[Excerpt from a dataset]

====================

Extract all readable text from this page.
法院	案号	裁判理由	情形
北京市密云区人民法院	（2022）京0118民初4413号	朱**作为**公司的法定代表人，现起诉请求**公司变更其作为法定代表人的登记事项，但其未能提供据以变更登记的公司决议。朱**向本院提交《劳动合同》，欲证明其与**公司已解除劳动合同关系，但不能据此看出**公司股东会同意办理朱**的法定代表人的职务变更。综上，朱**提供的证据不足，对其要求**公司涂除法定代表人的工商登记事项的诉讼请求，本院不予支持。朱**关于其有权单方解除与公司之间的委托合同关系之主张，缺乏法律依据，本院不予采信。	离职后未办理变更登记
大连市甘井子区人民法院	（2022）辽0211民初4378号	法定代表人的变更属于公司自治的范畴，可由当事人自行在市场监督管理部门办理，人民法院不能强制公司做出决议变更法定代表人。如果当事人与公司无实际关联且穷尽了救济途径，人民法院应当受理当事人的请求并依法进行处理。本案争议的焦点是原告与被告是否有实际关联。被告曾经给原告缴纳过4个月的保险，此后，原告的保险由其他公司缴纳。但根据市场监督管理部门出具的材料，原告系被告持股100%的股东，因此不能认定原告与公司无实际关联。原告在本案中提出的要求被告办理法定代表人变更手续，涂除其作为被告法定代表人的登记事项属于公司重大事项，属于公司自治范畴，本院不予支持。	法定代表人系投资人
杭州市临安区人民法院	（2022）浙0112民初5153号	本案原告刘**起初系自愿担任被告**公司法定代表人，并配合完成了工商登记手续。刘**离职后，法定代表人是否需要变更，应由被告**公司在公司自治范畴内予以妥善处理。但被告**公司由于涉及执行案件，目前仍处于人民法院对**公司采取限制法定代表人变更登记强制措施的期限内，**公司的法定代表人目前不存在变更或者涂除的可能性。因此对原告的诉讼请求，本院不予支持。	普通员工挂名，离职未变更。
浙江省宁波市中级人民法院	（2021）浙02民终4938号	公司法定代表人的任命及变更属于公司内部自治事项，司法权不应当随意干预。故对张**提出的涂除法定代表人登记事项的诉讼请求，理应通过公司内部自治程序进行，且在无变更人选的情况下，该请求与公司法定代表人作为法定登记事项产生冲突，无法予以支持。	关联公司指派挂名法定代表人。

====================

▶ What is needed
Write the entries again, exactly as they stand.

▶ Solution for this problem
Extract all readable text from this page.
法院	案号	裁判理由	情形
北京市密云区人民法院	（2022）京0118民初4413号	朱**作为**公司的法定代表人，现起诉请求**公司变更其作为法定代表人的登记事项，但其未能提供据以变更登记的公司决议。朱**向本院提交《劳动合同》，欲证明其与**公司已解除劳动合同关系，但不能据此看出**公司股东会同意办理朱**的法定代表人的职务变更。综上，朱**提供的证据不足，对其要求**公司涂除法定代表人的工商登记事项的诉讼请求，本院不予支持。朱**关于其有权单方解除与公司之间的委托合同关系之主张，缺乏法律依据，本院不予采信。	离职后未办理变更登记
大连市甘井子区人民法院	（2022）辽0211民初4378号	法定代表人的变更属于公司自治的范畴，可由当事人自行在市场监督管理部门办理，人民法院不能强制公司做出决议变更法定代表人。如果当事人与公司无实际关联且穷尽了救济途径，人民法院应当受理当事人的请求并依法进行处理。本案争议的焦点是原告与被告是否有实际关联。被告曾经给原告缴纳过4个月的保险，此后，原告的保险由其他公司缴纳。但根据市场监督管理部门出具的材料，原告系被告持股100%的股东，因此不能认定原告与公司无实际关联。原告在本案中提出的要求被告办理法定代表人变更手续，涂除其作为被告法定代表人的登记事项属于公司重大事项，属于公司自治范畴，本院不予支持。	法定代表人系投资人
杭州市临安区人民法院	（2022）浙0112民初5153号	本案原告刘**起初系自愿担任被告**公司法定代表人，并配合完成了工商登记手续。刘**离职后，法定代表人是否需要变更，应由被告**公司在公司自治范畴内予以妥善处理。但被告**公司由于涉及执行案件，目前仍处于人民法院对**公司采取限制法定代表人变更登记强制措施的期限内，**公司的法定代表人目前不存在变更或者涂除的可能性。因此对原告的诉讼请求，本院不予支持。	普通员工挂名，离职未变更。
浙江省宁波市中级人民法院	（2021）浙02民终4938号	公司法定代表人的任命及变更属于公司内部自治事项，司法权不应当随意干预。故对张**提出的涂除法定代表人登记事项的诉讼请求，理应通过公司内部自治程序进行，且在无变更人选的情况下，该请求与公司法定代表人作为法定登记事项产生冲突，无法予以支持。	关联公司指派挂名法定代表人。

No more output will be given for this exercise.